[Excerpted records]:
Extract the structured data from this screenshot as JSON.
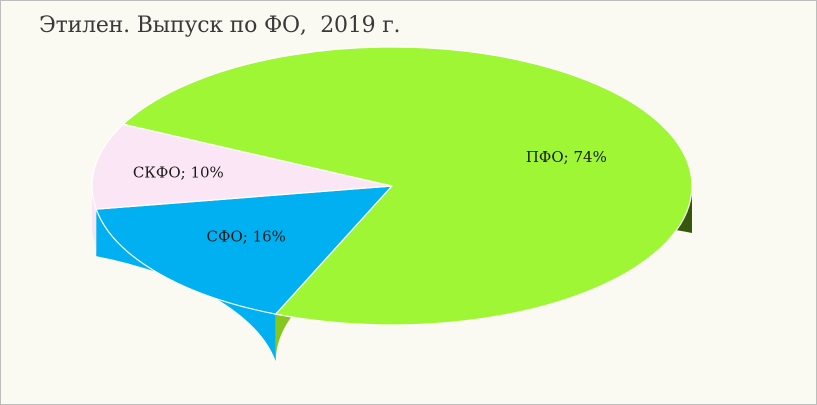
{
  "chart_data": {
    "type": "pie",
    "variant": "3d",
    "title": "Этилен. Выпуск по ФО,  2019 г.",
    "units": "%",
    "slices": [
      {
        "name": "СФО",
        "value": 16,
        "label": "СФО; 16%",
        "color": "#00b0f0"
      },
      {
        "name": "СКФО",
        "value": 10,
        "label": "СКФО; 10%",
        "color": "#fae6f4"
      },
      {
        "name": "ПФО",
        "value": 74,
        "label": "ПФО; 74%",
        "color": "#9ef635"
      }
    ],
    "legend": "none"
  }
}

[Goal]:
Copy out all the records exactly, excluding pictures.

[Task response]:
Extract the structured data from this screenshot as JSON.
{
  "chart_data": {
    "type": "pie",
    "variant": "3d",
    "title": "Этилен. Выпуск по ФО,  2019 г.",
    "units": "%",
    "slices": [
      {
        "name": "СФО",
        "value": 16,
        "label": "СФО; 16%",
        "color": "#00b0f0"
      },
      {
        "name": "СКФО",
        "value": 10,
        "label": "СКФО; 10%",
        "color": "#fae6f4"
      },
      {
        "name": "ПФО",
        "value": 74,
        "label": "ПФО; 74%",
        "color": "#9ef635"
      }
    ],
    "legend": "none"
  }
}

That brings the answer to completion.